» WHAT YOU SHOULD DO
Your task is to reproduce the entries below word for word.

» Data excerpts
───

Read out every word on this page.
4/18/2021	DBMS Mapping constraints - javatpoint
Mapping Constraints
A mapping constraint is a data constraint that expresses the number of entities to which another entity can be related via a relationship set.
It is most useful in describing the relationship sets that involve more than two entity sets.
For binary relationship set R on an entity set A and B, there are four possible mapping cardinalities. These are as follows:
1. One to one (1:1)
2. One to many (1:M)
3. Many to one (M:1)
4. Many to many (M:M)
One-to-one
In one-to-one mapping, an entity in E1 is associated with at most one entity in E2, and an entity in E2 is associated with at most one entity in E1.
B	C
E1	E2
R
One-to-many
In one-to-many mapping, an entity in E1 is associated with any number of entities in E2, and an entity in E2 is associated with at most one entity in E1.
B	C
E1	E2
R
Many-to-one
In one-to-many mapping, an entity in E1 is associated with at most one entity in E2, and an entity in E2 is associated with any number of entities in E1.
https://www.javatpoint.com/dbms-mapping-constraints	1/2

───

» SOLUTION
Read out every word on this page.
4/18/2021	DBMS Mapping constraints - javatpoint
Mapping Constraints
A mapping constraint is a data constraint that expresses the number of entities to which another entity can be related via a relationship set.
It is most useful in describing the relationship sets that involve more than two entity sets.
For binary relationship set R on an entity set A and B, there are four possible mapping cardinalities. These are as follows:
1. One to one (1:1)
2. One to many (1:M)
3. Many to one (M:1)
4. Many to many (M:M)
One-to-one
In one-to-one mapping, an entity in E1 is associated with at most one entity in E2, and an entity in E2 is associated with at most one entity in E1.
B	C
E1	E2
R
One-to-many
In one-to-many mapping, an entity in E1 is associated with any number of entities in E2, and an entity in E2 is associated with at most one entity in E1.
B	C
E1	E2
R
Many-to-one
In one-to-many mapping, an entity in E1 is associated with at most one entity in E2, and an entity in E2 is associated with any number of entities in E1.
https://www.javatpoint.com/dbms-mapping-constraints	1/2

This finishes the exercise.